::: Supplied records :::
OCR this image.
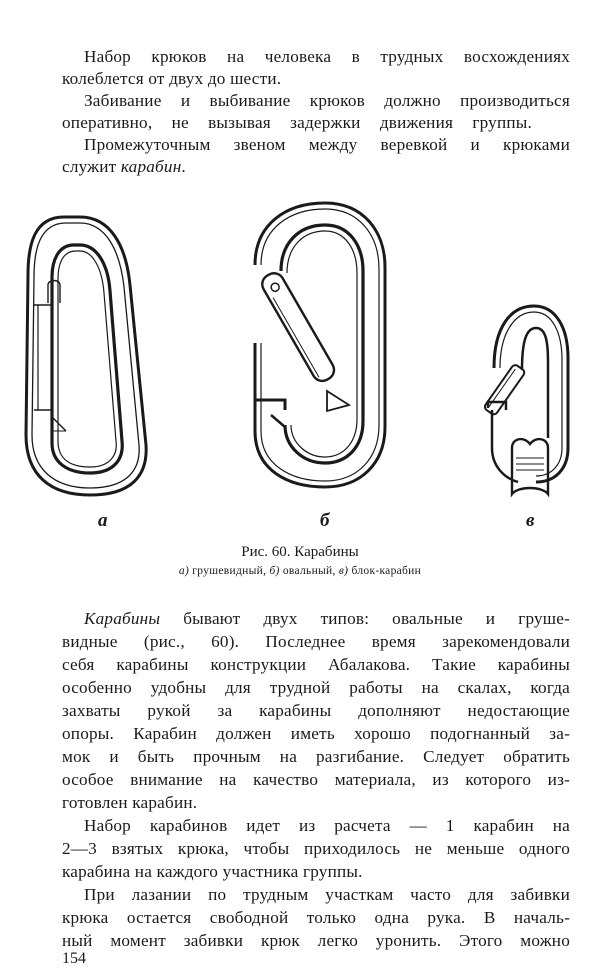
Набор крюков на человека в трудных восхождениях
колеблется от двух до шести.
Забивание и выбивание крюков должно производиться
оперативно, не вызывая задержки движения группы.
Промежуточным звеном между веревкой и крюками
служит карабин.
а	б	в
Рис. 60. Карабины
а) грушевидный, б) овальный, в) блок-карабин
Карабины бывают двух типов: овальные и груше-
видные (рис., 60). Последнее время зарекомендовали
себя карабины конструкции Абалакова. Такие карабины
особенно удобны для трудной работы на скалах, когда
захваты рукой за карабины дополняют недостающие
опоры. Карабин должен иметь хорошо подогнанный за-
мок и быть прочным на разгибание. Следует обратить
особое внимание на качество материала, из которого из-
готовлен карабин.
Набор карабинов идет из расчета — 1 карабин на
2—3 взятых крюка, чтобы приходилось не меньше одного
карабина на каждого участника группы.
При лазании по трудным участкам часто для забивки
крюка остается свободной только одна рука. В началь-
ный момент забивки крюк легко уронить. Этого можно
154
:::
Set exercise: Copy every entry word for word, but omit the pictures.

Result of this task:
OCR this image.
Набор крюков на человека в трудных восхождениях
колеблется от двух до шести.
Забивание и выбивание крюков должно производиться
оперативно, не вызывая задержки движения группы.
Промежуточным звеном между веревкой и крюками
служит карабин.
а	б	в
Рис. 60. Карабины
а) грушевидный, б) овальный, в) блок-карабин
Карабины бывают двух типов: овальные и груше-
видные (рис., 60). Последнее время зарекомендовали
себя карабины конструкции Абалакова. Такие карабины
особенно удобны для трудной работы на скалах, когда
захваты рукой за карабины дополняют недостающие
опоры. Карабин должен иметь хорошо подогнанный за-
мок и быть прочным на разгибание. Следует обратить
особое внимание на качество материала, из которого из-
готовлен карабин.
Набор карабинов идет из расчета — 1 карабин на
2—3 взятых крюка, чтобы приходилось не меньше одного
карабина на каждого участника группы.
При лазании по трудным участкам часто для забивки
крюка остается свободной только одна рука. В началь-
ный момент забивки крюк легко уронить. Этого можно
154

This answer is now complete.